Material for this task →
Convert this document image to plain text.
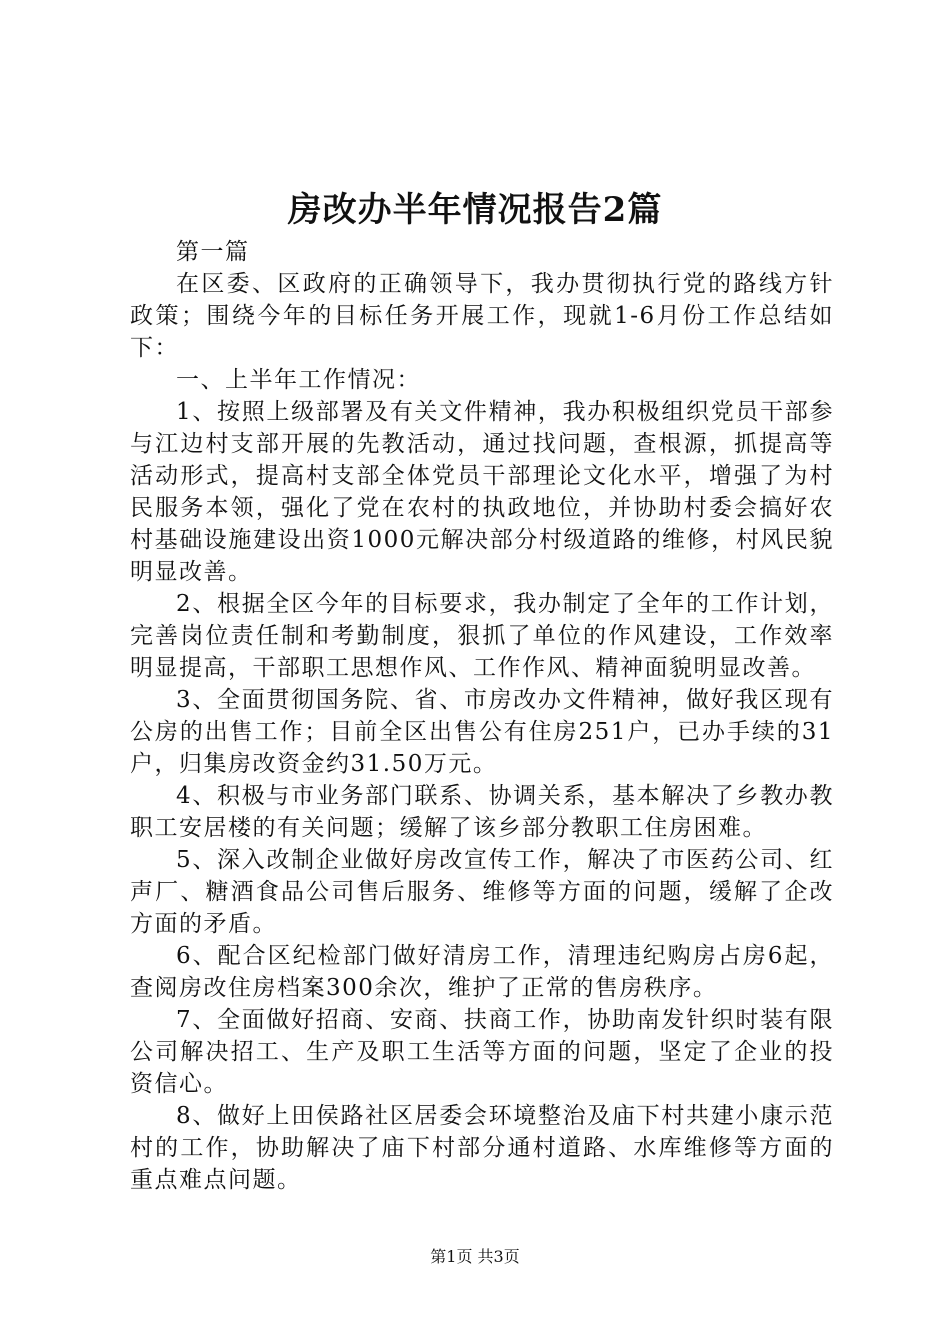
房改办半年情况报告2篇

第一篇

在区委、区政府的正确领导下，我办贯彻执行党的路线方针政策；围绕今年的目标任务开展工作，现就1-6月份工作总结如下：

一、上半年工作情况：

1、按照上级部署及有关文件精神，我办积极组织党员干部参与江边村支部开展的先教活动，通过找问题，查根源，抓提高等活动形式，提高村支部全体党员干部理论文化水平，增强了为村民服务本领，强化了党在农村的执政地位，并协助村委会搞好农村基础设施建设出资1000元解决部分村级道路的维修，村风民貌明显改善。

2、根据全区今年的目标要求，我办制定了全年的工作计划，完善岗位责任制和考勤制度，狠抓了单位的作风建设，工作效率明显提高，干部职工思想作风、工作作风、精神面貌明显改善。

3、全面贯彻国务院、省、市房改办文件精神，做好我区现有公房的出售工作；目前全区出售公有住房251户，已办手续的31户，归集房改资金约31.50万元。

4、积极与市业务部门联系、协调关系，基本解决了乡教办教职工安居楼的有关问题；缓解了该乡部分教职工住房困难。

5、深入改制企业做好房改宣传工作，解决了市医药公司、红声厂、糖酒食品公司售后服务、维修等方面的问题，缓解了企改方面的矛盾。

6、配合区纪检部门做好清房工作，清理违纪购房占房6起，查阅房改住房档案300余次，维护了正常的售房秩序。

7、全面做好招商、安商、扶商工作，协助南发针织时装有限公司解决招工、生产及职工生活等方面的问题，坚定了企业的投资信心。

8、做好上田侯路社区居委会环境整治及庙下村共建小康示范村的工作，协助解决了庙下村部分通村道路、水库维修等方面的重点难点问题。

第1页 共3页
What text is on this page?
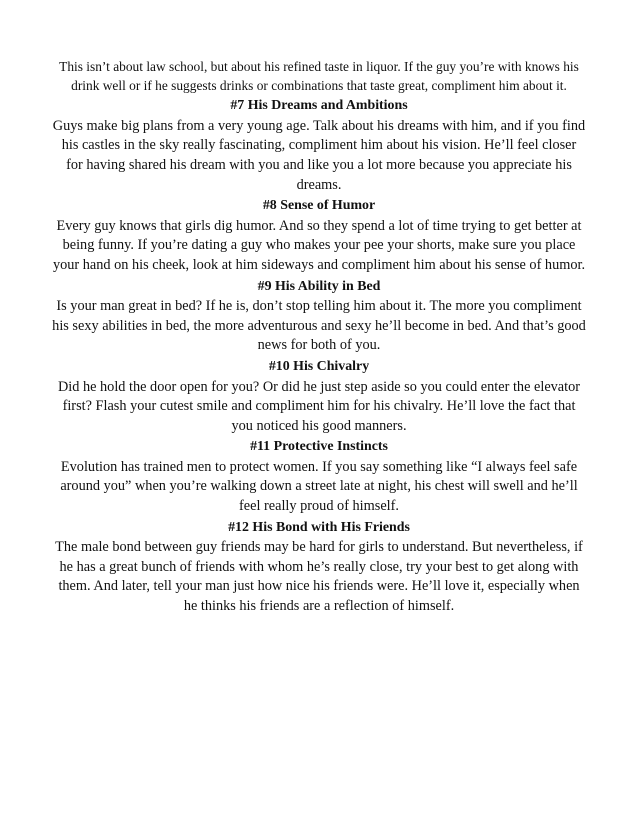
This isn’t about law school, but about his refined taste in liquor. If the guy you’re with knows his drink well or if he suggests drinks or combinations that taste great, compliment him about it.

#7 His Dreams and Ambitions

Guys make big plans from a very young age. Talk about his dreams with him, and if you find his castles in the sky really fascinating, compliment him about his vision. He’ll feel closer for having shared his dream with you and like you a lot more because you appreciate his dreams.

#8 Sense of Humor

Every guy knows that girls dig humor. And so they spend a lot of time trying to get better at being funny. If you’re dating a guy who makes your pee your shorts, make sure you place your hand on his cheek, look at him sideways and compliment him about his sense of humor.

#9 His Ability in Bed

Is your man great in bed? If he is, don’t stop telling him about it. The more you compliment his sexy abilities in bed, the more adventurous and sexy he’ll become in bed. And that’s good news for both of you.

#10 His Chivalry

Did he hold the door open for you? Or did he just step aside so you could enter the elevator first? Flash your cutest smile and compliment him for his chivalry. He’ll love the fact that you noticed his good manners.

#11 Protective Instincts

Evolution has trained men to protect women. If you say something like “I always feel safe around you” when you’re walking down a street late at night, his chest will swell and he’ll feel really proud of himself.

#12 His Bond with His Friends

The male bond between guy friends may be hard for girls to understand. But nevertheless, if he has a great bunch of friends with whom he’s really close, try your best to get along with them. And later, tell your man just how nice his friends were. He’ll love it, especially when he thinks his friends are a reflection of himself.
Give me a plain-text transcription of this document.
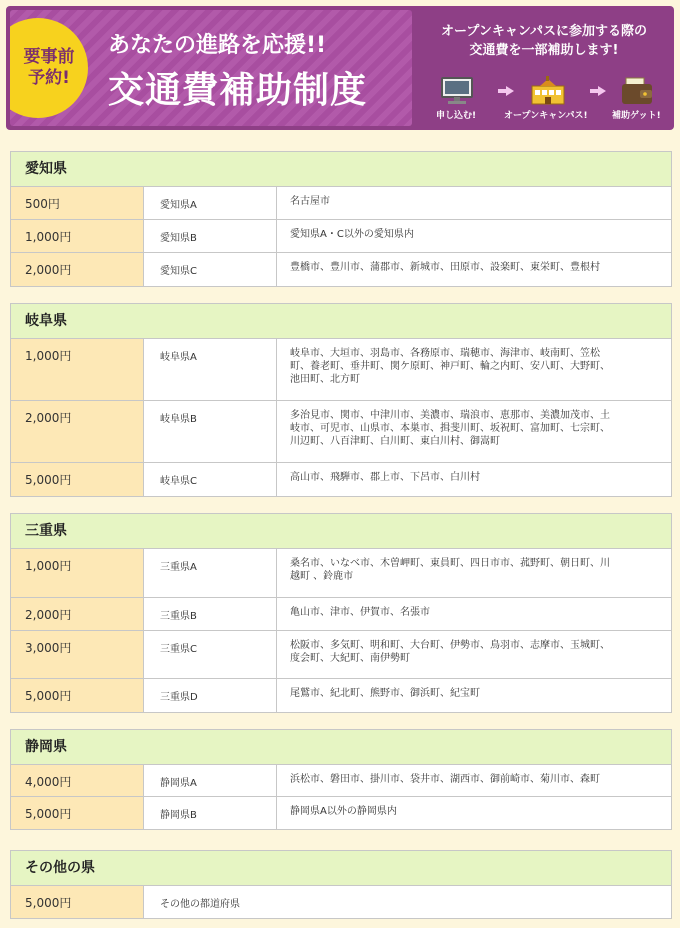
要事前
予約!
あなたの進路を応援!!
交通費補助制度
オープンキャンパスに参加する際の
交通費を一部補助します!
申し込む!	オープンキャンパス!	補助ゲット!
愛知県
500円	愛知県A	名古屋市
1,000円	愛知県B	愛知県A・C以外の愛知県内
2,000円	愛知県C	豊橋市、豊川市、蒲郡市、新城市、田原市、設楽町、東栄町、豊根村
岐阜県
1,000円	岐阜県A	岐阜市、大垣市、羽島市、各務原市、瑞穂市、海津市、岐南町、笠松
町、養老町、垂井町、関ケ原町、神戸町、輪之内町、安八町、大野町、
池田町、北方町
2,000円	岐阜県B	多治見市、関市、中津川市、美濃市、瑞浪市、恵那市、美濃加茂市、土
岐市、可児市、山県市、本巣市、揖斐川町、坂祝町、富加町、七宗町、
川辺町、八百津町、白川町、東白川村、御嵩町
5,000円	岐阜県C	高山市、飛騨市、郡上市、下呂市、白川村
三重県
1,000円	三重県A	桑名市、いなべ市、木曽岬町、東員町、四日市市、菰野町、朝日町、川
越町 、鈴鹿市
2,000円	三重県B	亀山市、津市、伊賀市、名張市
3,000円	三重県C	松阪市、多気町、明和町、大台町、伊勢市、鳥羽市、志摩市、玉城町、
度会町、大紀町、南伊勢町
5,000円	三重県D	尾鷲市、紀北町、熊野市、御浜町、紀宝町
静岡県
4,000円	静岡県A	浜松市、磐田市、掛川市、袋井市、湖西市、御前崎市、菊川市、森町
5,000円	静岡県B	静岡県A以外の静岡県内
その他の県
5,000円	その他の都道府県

Task details →
An exact transcription of all the entries is required, without the pictures.

The reply →
Convert this document image to plain text.
房改办半年情况报告2篇

第一篇

在区委、区政府的正确领导下，我办贯彻执行党的路线方针政策；围绕今年的目标任务开展工作，现就1-6月份工作总结如下：

一、上半年工作情况：

1、按照上级部署及有关文件精神，我办积极组织党员干部参与江边村支部开展的先教活动，通过找问题，查根源，抓提高等活动形式，提高村支部全体党员干部理论文化水平，增强了为村民服务本领，强化了党在农村的执政地位，并协助村委会搞好农村基础设施建设出资1000元解决部分村级道路的维修，村风民貌明显改善。

2、根据全区今年的目标要求，我办制定了全年的工作计划，完善岗位责任制和考勤制度，狠抓了单位的作风建设，工作效率明显提高，干部职工思想作风、工作作风、精神面貌明显改善。

3、全面贯彻国务院、省、市房改办文件精神，做好我区现有公房的出售工作；目前全区出售公有住房251户，已办手续的31户，归集房改资金约31.50万元。

4、积极与市业务部门联系、协调关系，基本解决了乡教办教职工安居楼的有关问题；缓解了该乡部分教职工住房困难。

5、深入改制企业做好房改宣传工作，解决了市医药公司、红声厂、糖酒食品公司售后服务、维修等方面的问题，缓解了企改方面的矛盾。

6、配合区纪检部门做好清房工作，清理违纪购房占房6起，查阅房改住房档案300余次，维护了正常的售房秩序。

7、全面做好招商、安商、扶商工作，协助南发针织时装有限公司解决招工、生产及职工生活等方面的问题，坚定了企业的投资信心。

8、做好上田侯路社区居委会环境整治及庙下村共建小康示范村的工作，协助解决了庙下村部分通村道路、水库维修等方面的重点难点问题。

第1页 共3页
What text is on this page?
This isn’t about law school, but about his refined taste in liquor. If the guy you’re with knows his drink well or if he suggests drinks or combinations that taste great, compliment him about it.

#7 His Dreams and Ambitions

Guys make big plans from a very young age. Talk about his dreams with him, and if you find his castles in the sky really fascinating, compliment him about his vision. He’ll feel closer for having shared his dream with you and like you a lot more because you appreciate his dreams.

#8 Sense of Humor

Every guy knows that girls dig humor. And so they spend a lot of time trying to get better at being funny. If you’re dating a guy who makes your pee your shorts, make sure you place your hand on his cheek, look at him sideways and compliment him about his sense of humor.

#9 His Ability in Bed

Is your man great in bed? If he is, don’t stop telling him about it. The more you compliment his sexy abilities in bed, the more adventurous and sexy he’ll become in bed. And that’s good news for both of you.

#10 His Chivalry

Did he hold the door open for you? Or did he just step aside so you could enter the elevator first? Flash your cutest smile and compliment him for his chivalry. He’ll love the fact that you noticed his good manners.

#11 Protective Instincts

Evolution has trained men to protect women. If you say something like “I always feel safe around you” when you’re walking down a street late at night, his chest will swell and he’ll feel really proud of himself.

#12 His Bond with His Friends

The male bond between guy friends may be hard for girls to understand. But nevertheless, if he has a great bunch of friends with whom he’s really close, try your best to get along with them. And later, tell your man just how nice his friends were. He’ll love it, especially when he thinks his friends are a reflection of himself.
Give me a plain-text transcription of this document.
要事前
予約!
あなたの進路を応援!!
交通費補助制度
オープンキャンパスに参加する際の
交通費を一部補助します!
申し込む!	オープンキャンパス!	補助ゲット!
愛知県
500円	愛知県A	名古屋市
1,000円	愛知県B	愛知県A・C以外の愛知県内
2,000円	愛知県C	豊橋市、豊川市、蒲郡市、新城市、田原市、設楽町、東栄町、豊根村
岐阜県
1,000円	岐阜県A	岐阜市、大垣市、羽島市、各務原市、瑞穂市、海津市、岐南町、笠松
町、養老町、垂井町、関ケ原町、神戸町、輪之内町、安八町、大野町、
池田町、北方町
2,000円	岐阜県B	多治見市、関市、中津川市、美濃市、瑞浪市、恵那市、美濃加茂市、土
岐市、可児市、山県市、本巣市、揖斐川町、坂祝町、富加町、七宗町、
川辺町、八百津町、白川町、東白川村、御嵩町
5,000円	岐阜県C	高山市、飛騨市、郡上市、下呂市、白川村
三重県
1,000円	三重県A	桑名市、いなべ市、木曽岬町、東員町、四日市市、菰野町、朝日町、川
越町 、鈴鹿市
2,000円	三重県B	亀山市、津市、伊賀市、名張市
3,000円	三重県C	松阪市、多気町、明和町、大台町、伊勢市、鳥羽市、志摩市、玉城町、
度会町、大紀町、南伊勢町
5,000円	三重県D	尾鷲市、紀北町、熊野市、御浜町、紀宝町
静岡県
4,000円	静岡県A	浜松市、磐田市、掛川市、袋井市、湖西市、御前崎市、菊川市、森町
5,000円	静岡県B	静岡県A以外の静岡県内
その他の県
5,000円	その他の都道府県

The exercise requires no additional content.